A block of data:
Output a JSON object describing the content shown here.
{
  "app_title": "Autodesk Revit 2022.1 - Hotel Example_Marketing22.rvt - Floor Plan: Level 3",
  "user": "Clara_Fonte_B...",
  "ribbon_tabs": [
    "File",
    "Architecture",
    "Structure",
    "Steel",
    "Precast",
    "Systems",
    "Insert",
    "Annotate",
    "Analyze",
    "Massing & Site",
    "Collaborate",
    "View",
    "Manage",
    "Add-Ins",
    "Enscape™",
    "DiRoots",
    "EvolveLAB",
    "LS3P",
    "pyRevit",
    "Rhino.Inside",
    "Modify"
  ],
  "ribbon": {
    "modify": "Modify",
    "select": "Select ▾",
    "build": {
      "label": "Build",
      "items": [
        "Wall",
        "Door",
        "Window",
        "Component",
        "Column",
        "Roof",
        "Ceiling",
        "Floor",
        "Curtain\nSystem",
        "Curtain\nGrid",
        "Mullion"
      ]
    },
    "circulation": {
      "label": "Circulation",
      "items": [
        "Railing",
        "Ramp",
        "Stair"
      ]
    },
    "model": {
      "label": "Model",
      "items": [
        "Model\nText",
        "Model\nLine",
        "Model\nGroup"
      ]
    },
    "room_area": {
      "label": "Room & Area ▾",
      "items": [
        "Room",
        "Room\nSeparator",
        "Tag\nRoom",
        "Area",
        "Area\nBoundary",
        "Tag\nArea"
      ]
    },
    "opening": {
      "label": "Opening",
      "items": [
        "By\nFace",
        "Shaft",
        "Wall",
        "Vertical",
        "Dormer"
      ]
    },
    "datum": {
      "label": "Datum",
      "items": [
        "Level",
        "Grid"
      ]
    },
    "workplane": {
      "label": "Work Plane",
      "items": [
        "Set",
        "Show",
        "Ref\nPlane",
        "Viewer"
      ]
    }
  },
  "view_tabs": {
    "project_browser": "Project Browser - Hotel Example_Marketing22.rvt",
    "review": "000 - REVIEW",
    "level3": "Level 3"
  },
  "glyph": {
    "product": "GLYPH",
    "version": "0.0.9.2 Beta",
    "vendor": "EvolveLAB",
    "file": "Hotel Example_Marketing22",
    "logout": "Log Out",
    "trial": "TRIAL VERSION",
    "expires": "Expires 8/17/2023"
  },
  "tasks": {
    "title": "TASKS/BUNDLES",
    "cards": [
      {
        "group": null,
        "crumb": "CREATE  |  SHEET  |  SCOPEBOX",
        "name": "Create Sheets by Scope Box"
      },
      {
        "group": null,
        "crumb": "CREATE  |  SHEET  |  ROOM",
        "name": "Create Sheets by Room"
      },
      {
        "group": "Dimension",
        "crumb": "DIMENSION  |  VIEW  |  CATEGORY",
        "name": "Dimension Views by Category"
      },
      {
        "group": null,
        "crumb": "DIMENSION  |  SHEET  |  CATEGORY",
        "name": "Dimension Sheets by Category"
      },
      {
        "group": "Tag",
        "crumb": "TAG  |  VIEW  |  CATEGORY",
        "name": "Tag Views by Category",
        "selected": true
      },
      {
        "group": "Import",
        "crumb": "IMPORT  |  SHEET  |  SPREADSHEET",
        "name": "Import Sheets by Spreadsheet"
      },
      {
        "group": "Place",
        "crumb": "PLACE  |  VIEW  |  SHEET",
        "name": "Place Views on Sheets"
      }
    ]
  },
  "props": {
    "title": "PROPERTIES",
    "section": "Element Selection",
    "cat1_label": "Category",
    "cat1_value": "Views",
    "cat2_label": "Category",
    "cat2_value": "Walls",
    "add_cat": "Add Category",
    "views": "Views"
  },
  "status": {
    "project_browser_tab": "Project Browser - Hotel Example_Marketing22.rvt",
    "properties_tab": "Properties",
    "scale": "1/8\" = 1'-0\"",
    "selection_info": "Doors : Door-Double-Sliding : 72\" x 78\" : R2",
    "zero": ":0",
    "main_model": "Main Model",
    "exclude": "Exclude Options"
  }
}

Directions → Please restate the records in full, word for word.

Completed task →
Output a JSON object describing the content shown here.
{
  "app_title": "Autodesk Revit 2022.1 - Hotel Example_Marketing22.rvt - Floor Plan: Level 3",
  "user": "Clara_Fonte_B...",
  "ribbon_tabs": [
    "File",
    "Architecture",
    "Structure",
    "Steel",
    "Precast",
    "Systems",
    "Insert",
    "Annotate",
    "Analyze",
    "Massing & Site",
    "Collaborate",
    "View",
    "Manage",
    "Add-Ins",
    "Enscape™",
    "DiRoots",
    "EvolveLAB",
    "LS3P",
    "pyRevit",
    "Rhino.Inside",
    "Modify"
  ],
  "ribbon": {
    "modify": "Modify",
    "select": "Select ▾",
    "build": {
      "label": "Build",
      "items": [
        "Wall",
        "Door",
        "Window",
        "Component",
        "Column",
        "Roof",
        "Ceiling",
        "Floor",
        "Curtain\nSystem",
        "Curtain\nGrid",
        "Mullion"
      ]
    },
    "circulation": {
      "label": "Circulation",
      "items": [
        "Railing",
        "Ramp",
        "Stair"
      ]
    },
    "model": {
      "label": "Model",
      "items": [
        "Model\nText",
        "Model\nLine",
        "Model\nGroup"
      ]
    },
    "room_area": {
      "label": "Room & Area ▾",
      "items": [
        "Room",
        "Room\nSeparator",
        "Tag\nRoom",
        "Area",
        "Area\nBoundary",
        "Tag\nArea"
      ]
    },
    "opening": {
      "label": "Opening",
      "items": [
        "By\nFace",
        "Shaft",
        "Wall",
        "Vertical",
        "Dormer"
      ]
    },
    "datum": {
      "label": "Datum",
      "items": [
        "Level",
        "Grid"
      ]
    },
    "workplane": {
      "label": "Work Plane",
      "items": [
        "Set",
        "Show",
        "Ref\nPlane",
        "Viewer"
      ]
    }
  },
  "view_tabs": {
    "project_browser": "Project Browser - Hotel Example_Marketing22.rvt",
    "review": "000 - REVIEW",
    "level3": "Level 3"
  },
  "glyph": {
    "product": "GLYPH",
    "version": "0.0.9.2 Beta",
    "vendor": "EvolveLAB",
    "file": "Hotel Example_Marketing22",
    "logout": "Log Out",
    "trial": "TRIAL VERSION",
    "expires": "Expires 8/17/2023"
  },
  "tasks": {
    "title": "TASKS/BUNDLES",
    "cards": [
      {
        "group": null,
        "crumb": "CREATE  |  SHEET  |  SCOPEBOX",
        "name": "Create Sheets by Scope Box"
      },
      {
        "group": null,
        "crumb": "CREATE  |  SHEET  |  ROOM",
        "name": "Create Sheets by Room"
      },
      {
        "group": "Dimension",
        "crumb": "DIMENSION  |  VIEW  |  CATEGORY",
        "name": "Dimension Views by Category"
      },
      {
        "group": null,
        "crumb": "DIMENSION  |  SHEET  |  CATEGORY",
        "name": "Dimension Sheets by Category"
      },
      {
        "group": "Tag",
        "crumb": "TAG  |  VIEW  |  CATEGORY",
        "name": "Tag Views by Category",
        "selected": true
      },
      {
        "group": "Import",
        "crumb": "IMPORT  |  SHEET  |  SPREADSHEET",
        "name": "Import Sheets by Spreadsheet"
      },
      {
        "group": "Place",
        "crumb": "PLACE  |  VIEW  |  SHEET",
        "name": "Place Views on Sheets"
      }
    ]
  },
  "props": {
    "title": "PROPERTIES",
    "section": "Element Selection",
    "cat1_label": "Category",
    "cat1_value": "Views",
    "cat2_label": "Category",
    "cat2_value": "Walls",
    "add_cat": "Add Category",
    "views": "Views"
  },
  "status": {
    "project_browser_tab": "Project Browser - Hotel Example_Marketing22.rvt",
    "properties_tab": "Properties",
    "scale": "1/8\" = 1'-0\"",
    "selection_info": "Doors : Door-Double-Sliding : 72\" x 78\" : R2",
    "zero": ":0",
    "main_model": "Main Model",
    "exclude": "Exclude Options"
  }
}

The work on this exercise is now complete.